Dataset records:
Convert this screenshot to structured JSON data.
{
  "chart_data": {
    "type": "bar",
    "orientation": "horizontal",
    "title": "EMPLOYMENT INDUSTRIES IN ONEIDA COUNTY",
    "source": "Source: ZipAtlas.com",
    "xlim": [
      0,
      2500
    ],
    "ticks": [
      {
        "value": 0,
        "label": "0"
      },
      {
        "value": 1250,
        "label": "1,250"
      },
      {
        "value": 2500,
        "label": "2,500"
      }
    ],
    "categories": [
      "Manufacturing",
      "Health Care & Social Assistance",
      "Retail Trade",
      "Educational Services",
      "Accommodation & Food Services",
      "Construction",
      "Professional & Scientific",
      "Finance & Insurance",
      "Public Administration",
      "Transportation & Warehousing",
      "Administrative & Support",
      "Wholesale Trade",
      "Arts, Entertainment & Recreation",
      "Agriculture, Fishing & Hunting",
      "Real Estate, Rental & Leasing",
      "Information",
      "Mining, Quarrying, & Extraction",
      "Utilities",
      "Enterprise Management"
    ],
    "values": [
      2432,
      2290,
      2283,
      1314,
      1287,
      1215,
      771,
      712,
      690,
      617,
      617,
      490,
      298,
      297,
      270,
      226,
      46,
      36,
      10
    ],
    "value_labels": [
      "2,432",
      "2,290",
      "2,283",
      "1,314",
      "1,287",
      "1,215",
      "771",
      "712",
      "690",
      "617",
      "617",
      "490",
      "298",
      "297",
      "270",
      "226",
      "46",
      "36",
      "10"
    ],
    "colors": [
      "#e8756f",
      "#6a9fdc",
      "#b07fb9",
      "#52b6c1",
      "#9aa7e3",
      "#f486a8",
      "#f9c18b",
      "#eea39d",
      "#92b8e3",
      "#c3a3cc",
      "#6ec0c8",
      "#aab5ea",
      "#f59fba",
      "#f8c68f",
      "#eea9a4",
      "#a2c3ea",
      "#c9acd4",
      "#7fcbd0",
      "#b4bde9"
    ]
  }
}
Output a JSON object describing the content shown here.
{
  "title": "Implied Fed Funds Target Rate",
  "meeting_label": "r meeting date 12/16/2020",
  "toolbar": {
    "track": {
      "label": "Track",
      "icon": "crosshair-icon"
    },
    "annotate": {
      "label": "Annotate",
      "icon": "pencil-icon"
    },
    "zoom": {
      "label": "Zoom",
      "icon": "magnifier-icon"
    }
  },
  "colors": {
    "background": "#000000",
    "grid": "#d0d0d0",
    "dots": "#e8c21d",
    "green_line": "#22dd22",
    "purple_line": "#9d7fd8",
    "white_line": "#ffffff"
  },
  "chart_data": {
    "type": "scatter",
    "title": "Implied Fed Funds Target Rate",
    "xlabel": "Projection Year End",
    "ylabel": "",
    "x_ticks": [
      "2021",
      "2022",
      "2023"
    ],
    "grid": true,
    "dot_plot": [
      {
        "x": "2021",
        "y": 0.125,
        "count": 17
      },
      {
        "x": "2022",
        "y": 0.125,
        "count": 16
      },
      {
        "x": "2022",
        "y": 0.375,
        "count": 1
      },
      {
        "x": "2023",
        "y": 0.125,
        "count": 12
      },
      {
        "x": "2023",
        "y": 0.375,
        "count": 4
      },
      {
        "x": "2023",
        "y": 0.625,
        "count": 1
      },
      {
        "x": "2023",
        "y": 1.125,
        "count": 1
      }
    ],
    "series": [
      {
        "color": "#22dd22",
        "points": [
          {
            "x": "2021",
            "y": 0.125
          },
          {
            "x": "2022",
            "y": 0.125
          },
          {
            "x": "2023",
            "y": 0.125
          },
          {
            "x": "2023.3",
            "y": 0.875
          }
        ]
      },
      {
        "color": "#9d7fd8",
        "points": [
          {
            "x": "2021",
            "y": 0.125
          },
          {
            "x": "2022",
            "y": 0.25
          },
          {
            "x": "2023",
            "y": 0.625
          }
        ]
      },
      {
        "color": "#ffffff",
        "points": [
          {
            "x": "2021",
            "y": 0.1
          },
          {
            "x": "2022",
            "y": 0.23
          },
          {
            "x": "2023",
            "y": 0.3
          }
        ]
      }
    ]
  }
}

Stated exercise:
Copy out the full set of records precisely, leaving nothing out.

Solution to the problem:
Convert this screenshot to structured JSON data.
{
  "chart_data": {
    "type": "bar",
    "orientation": "horizontal",
    "title": "EMPLOYMENT INDUSTRIES IN ONEIDA COUNTY",
    "source": "Source: ZipAtlas.com",
    "xlim": [
      0,
      2500
    ],
    "ticks": [
      {
        "value": 0,
        "label": "0"
      },
      {
        "value": 1250,
        "label": "1,250"
      },
      {
        "value": 2500,
        "label": "2,500"
      }
    ],
    "categories": [
      "Manufacturing",
      "Health Care & Social Assistance",
      "Retail Trade",
      "Educational Services",
      "Accommodation & Food Services",
      "Construction",
      "Professional & Scientific",
      "Finance & Insurance",
      "Public Administration",
      "Transportation & Warehousing",
      "Administrative & Support",
      "Wholesale Trade",
      "Arts, Entertainment & Recreation",
      "Agriculture, Fishing & Hunting",
      "Real Estate, Rental & Leasing",
      "Information",
      "Mining, Quarrying, & Extraction",
      "Utilities",
      "Enterprise Management"
    ],
    "values": [
      2432,
      2290,
      2283,
      1314,
      1287,
      1215,
      771,
      712,
      690,
      617,
      617,
      490,
      298,
      297,
      270,
      226,
      46,
      36,
      10
    ],
    "value_labels": [
      "2,432",
      "2,290",
      "2,283",
      "1,314",
      "1,287",
      "1,215",
      "771",
      "712",
      "690",
      "617",
      "617",
      "490",
      "298",
      "297",
      "270",
      "226",
      "46",
      "36",
      "10"
    ],
    "colors": [
      "#e8756f",
      "#6a9fdc",
      "#b07fb9",
      "#52b6c1",
      "#9aa7e3",
      "#f486a8",
      "#f9c18b",
      "#eea39d",
      "#92b8e3",
      "#c3a3cc",
      "#6ec0c8",
      "#aab5ea",
      "#f59fba",
      "#f8c68f",
      "#eea9a4",
      "#a2c3ea",
      "#c9acd4",
      "#7fcbd0",
      "#b4bde9"
    ]
  }
}
Output a JSON object describing the content shown here.
{
  "title": "Implied Fed Funds Target Rate",
  "meeting_label": "r meeting date 12/16/2020",
  "toolbar": {
    "track": {
      "label": "Track",
      "icon": "crosshair-icon"
    },
    "annotate": {
      "label": "Annotate",
      "icon": "pencil-icon"
    },
    "zoom": {
      "label": "Zoom",
      "icon": "magnifier-icon"
    }
  },
  "colors": {
    "background": "#000000",
    "grid": "#d0d0d0",
    "dots": "#e8c21d",
    "green_line": "#22dd22",
    "purple_line": "#9d7fd8",
    "white_line": "#ffffff"
  },
  "chart_data": {
    "type": "scatter",
    "title": "Implied Fed Funds Target Rate",
    "xlabel": "Projection Year End",
    "ylabel": "",
    "x_ticks": [
      "2021",
      "2022",
      "2023"
    ],
    "grid": true,
    "dot_plot": [
      {
        "x": "2021",
        "y": 0.125,
        "count": 17
      },
      {
        "x": "2022",
        "y": 0.125,
        "count": 16
      },
      {
        "x": "2022",
        "y": 0.375,
        "count": 1
      },
      {
        "x": "2023",
        "y": 0.125,
        "count": 12
      },
      {
        "x": "2023",
        "y": 0.375,
        "count": 4
      },
      {
        "x": "2023",
        "y": 0.625,
        "count": 1
      },
      {
        "x": "2023",
        "y": 1.125,
        "count": 1
      }
    ],
    "series": [
      {
        "color": "#22dd22",
        "points": [
          {
            "x": "2021",
            "y": 0.125
          },
          {
            "x": "2022",
            "y": 0.125
          },
          {
            "x": "2023",
            "y": 0.125
          },
          {
            "x": "2023.3",
            "y": 0.875
          }
        ]
      },
      {
        "color": "#9d7fd8",
        "points": [
          {
            "x": "2021",
            "y": 0.125
          },
          {
            "x": "2022",
            "y": 0.25
          },
          {
            "x": "2023",
            "y": 0.625
          }
        ]
      },
      {
        "color": "#ffffff",
        "points": [
          {
            "x": "2021",
            "y": 0.1
          },
          {
            "x": "2022",
            "y": 0.23
          },
          {
            "x": "2023",
            "y": 0.3
          }
        ]
      }
    ]
  }
}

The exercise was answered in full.